<<<<

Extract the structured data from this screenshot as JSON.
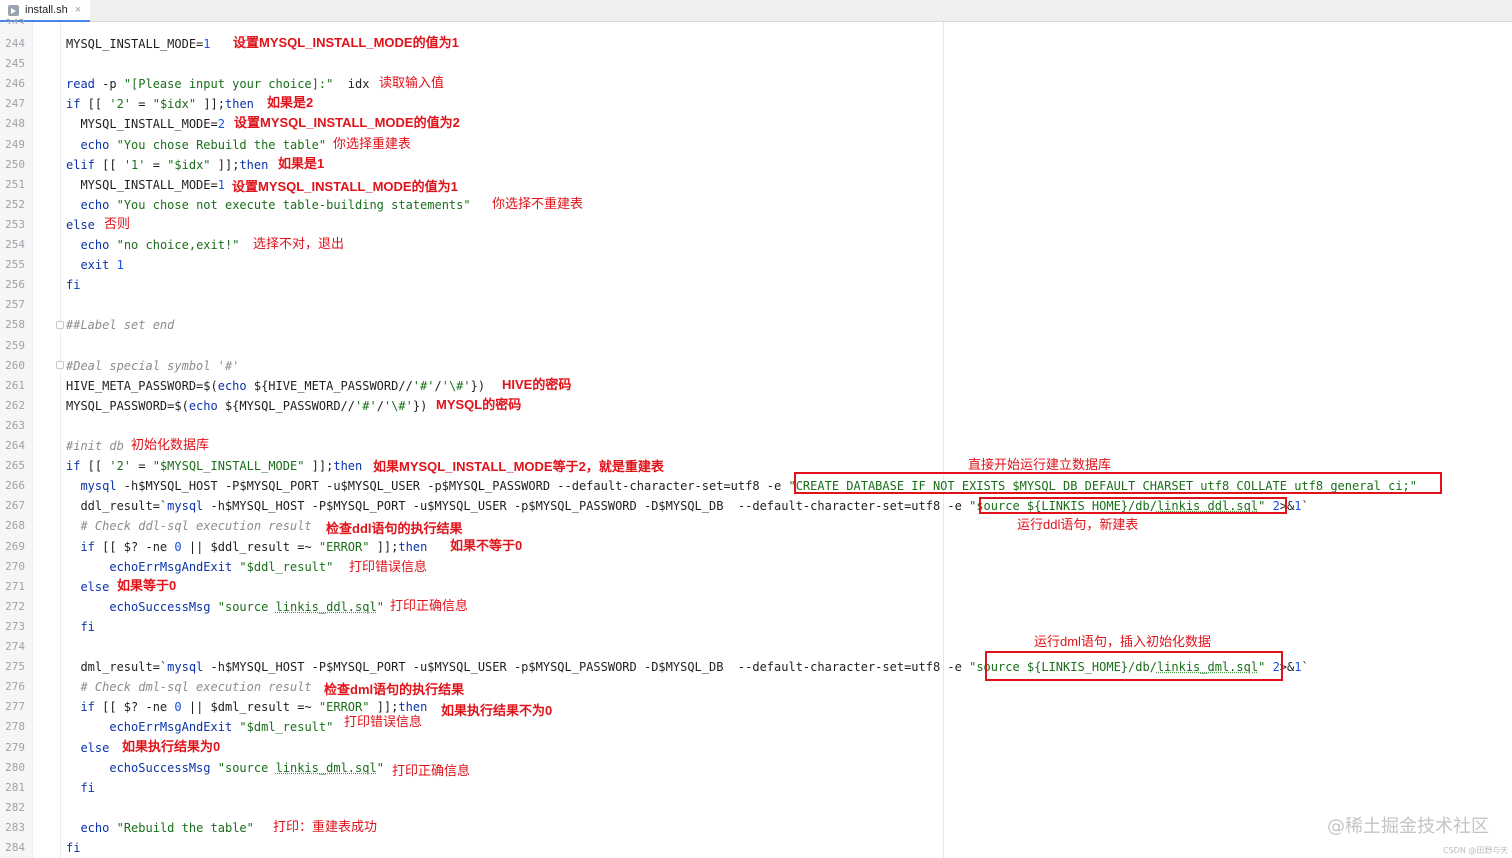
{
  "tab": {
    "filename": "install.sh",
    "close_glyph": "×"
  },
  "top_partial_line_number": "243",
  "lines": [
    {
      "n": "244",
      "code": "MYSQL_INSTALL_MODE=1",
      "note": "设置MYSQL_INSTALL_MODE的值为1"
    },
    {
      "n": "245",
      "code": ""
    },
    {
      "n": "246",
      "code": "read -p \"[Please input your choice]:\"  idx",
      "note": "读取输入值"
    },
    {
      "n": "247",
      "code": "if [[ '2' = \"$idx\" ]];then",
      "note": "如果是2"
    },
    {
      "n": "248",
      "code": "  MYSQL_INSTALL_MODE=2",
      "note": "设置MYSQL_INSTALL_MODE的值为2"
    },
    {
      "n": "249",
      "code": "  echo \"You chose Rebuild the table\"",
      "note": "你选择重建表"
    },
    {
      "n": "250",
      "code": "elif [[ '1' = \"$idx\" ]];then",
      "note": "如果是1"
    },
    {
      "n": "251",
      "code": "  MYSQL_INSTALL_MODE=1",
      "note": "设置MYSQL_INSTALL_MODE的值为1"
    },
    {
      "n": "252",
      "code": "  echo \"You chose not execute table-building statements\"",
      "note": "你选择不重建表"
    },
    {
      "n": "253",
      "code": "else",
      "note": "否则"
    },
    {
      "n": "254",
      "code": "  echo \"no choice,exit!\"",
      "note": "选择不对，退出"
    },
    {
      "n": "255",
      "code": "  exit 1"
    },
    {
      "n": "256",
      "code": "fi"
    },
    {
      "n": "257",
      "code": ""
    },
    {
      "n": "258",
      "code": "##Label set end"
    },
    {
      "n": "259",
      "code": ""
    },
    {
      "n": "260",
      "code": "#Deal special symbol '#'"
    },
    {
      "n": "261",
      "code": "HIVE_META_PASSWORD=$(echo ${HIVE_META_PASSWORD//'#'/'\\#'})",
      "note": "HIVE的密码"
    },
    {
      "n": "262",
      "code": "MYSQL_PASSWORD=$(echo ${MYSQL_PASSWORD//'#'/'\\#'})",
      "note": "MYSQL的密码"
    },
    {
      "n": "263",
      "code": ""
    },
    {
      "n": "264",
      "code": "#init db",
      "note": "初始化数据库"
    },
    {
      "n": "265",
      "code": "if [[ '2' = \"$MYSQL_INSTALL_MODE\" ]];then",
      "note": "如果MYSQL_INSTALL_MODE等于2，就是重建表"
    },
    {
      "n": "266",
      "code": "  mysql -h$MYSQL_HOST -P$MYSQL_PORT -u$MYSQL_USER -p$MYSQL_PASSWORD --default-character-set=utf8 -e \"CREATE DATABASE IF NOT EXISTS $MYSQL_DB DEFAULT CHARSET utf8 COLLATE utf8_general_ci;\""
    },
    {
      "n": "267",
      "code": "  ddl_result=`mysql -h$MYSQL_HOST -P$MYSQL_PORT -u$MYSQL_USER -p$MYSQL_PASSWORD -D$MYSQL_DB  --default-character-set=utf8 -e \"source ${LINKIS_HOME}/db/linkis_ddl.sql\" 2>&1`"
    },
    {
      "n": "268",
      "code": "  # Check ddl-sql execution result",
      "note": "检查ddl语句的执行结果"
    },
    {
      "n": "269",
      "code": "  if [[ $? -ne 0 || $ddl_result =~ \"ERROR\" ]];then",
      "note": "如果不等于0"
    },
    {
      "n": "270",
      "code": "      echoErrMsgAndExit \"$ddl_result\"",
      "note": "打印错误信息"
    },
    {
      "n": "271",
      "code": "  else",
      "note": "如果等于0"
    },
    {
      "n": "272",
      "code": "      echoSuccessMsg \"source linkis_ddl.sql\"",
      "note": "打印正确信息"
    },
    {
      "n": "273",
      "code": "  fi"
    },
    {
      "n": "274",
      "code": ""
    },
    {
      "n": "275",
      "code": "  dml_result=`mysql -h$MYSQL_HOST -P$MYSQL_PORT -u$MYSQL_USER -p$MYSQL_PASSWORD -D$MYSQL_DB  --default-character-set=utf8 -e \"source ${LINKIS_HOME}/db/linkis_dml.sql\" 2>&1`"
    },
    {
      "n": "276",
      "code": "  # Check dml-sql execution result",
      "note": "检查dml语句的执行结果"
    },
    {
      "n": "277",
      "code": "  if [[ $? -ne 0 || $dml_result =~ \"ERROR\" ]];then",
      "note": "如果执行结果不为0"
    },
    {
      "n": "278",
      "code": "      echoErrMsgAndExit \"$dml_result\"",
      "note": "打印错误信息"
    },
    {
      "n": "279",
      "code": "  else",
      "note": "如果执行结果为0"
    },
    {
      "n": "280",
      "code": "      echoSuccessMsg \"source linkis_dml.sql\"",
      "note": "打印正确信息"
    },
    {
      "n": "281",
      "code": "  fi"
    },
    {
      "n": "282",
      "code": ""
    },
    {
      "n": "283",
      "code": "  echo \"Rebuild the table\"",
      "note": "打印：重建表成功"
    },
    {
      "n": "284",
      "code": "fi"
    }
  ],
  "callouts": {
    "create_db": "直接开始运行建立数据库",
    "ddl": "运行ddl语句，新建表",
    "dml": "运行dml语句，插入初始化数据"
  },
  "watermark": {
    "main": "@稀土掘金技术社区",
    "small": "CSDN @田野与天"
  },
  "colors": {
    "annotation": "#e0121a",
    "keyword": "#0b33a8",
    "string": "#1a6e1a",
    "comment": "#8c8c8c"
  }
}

>>>>

*Problem details*:
Go through the records and show every line with the string "chose" in it.

*Full answer*:
      "code": "  echo \"You chose Rebuild the table\"",
      "code": "  echo \"You chose not execute table-building statements\"",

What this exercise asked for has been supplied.